__Short problem__
In the entries below, find every line with "安全负责人" and copy it.

__Task material__
________________________

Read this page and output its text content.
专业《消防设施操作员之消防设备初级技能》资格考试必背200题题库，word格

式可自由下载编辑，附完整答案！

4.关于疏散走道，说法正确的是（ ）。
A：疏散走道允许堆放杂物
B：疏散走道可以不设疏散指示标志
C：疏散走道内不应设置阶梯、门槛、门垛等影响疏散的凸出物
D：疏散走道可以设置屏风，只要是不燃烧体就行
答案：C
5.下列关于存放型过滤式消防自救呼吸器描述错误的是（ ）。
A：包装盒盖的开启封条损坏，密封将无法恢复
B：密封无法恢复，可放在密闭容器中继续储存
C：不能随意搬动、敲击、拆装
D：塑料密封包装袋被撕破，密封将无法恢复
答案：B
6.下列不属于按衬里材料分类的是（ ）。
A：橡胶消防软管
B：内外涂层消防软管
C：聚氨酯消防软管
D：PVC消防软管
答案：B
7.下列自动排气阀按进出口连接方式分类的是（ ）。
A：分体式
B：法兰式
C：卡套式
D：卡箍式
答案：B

________________________

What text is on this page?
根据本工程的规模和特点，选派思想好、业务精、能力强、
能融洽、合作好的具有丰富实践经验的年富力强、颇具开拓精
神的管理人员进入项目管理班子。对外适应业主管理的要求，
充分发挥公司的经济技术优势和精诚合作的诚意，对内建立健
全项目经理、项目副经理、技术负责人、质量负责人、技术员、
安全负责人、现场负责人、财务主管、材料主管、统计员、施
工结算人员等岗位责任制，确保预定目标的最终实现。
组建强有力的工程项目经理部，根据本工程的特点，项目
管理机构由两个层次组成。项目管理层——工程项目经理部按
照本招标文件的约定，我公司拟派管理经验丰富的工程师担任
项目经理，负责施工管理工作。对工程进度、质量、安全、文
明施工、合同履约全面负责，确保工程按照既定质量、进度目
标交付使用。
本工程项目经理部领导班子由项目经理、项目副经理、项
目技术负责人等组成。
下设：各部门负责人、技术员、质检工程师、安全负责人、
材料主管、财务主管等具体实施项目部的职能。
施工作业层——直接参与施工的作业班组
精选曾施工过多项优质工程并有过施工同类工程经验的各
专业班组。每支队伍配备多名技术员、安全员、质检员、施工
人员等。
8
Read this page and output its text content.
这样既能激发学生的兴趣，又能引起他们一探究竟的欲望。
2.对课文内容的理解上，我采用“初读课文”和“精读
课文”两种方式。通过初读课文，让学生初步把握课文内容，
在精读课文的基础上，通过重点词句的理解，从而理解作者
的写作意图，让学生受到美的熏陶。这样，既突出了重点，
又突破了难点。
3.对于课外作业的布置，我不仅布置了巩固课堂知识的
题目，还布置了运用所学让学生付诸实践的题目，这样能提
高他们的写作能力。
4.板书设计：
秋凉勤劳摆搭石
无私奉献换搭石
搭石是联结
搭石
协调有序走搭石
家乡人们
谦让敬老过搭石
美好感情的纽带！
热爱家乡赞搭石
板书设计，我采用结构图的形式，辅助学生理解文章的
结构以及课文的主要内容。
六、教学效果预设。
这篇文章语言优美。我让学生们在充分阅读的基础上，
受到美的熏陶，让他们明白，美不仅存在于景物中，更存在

________________________

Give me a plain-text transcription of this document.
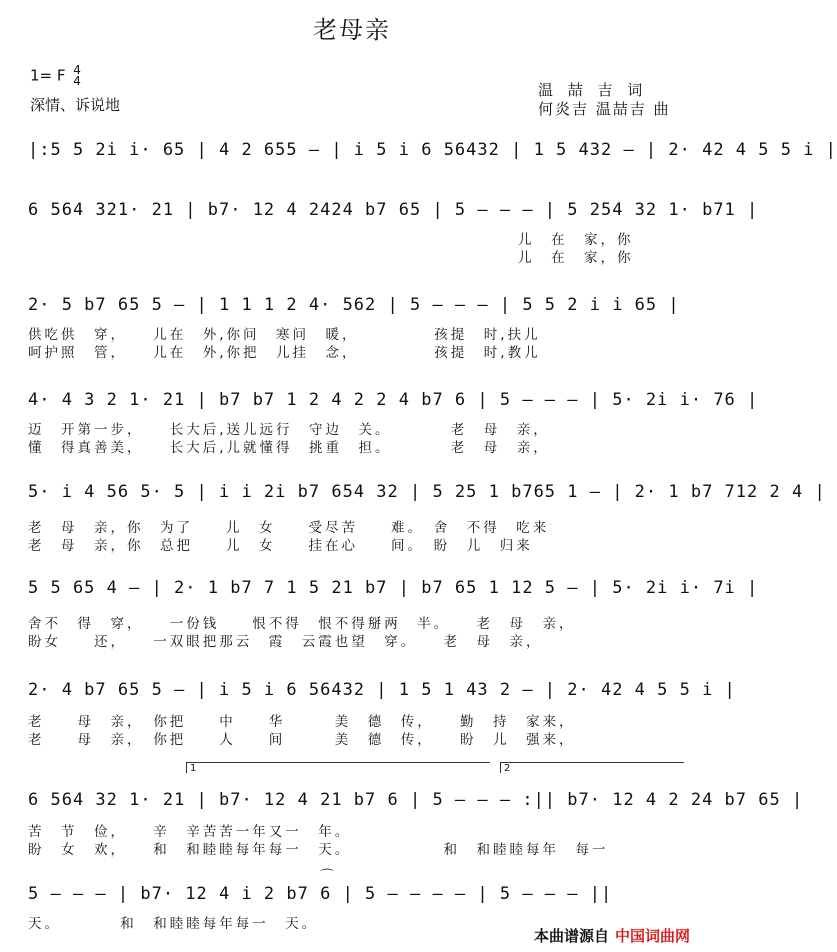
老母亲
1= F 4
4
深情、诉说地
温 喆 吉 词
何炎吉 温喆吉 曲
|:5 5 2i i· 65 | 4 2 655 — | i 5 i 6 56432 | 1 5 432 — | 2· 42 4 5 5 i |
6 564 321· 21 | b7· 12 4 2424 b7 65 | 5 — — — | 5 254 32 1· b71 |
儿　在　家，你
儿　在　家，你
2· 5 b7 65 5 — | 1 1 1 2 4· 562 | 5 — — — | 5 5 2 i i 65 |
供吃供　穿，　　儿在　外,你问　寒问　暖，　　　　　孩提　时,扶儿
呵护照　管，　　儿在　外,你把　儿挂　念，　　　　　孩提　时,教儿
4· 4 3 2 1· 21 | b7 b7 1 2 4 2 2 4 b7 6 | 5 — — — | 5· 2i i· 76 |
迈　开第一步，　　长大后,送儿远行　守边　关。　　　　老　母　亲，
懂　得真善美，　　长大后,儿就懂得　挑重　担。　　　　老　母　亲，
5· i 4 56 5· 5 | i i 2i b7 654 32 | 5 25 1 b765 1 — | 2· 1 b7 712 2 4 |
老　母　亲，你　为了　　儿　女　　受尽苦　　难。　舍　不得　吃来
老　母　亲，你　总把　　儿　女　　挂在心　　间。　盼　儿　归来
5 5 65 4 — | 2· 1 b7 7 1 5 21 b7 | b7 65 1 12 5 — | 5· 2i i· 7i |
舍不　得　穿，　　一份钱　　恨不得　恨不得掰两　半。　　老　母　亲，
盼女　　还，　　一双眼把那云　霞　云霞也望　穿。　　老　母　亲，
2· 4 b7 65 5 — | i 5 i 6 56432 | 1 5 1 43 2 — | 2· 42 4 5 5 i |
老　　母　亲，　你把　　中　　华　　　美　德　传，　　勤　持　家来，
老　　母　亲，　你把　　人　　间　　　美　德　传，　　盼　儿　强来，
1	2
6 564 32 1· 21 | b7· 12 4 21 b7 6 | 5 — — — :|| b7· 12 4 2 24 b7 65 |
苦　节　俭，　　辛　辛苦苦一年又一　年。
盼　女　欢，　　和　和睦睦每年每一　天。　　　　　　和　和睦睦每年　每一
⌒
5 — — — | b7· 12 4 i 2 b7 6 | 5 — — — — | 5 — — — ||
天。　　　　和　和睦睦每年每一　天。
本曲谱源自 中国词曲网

________________________

__The reply__
安全负责人、现场负责人、财务主管、材料主管、统计员、施
下设：各部门负责人、技术员、质检工程师、安全负责人、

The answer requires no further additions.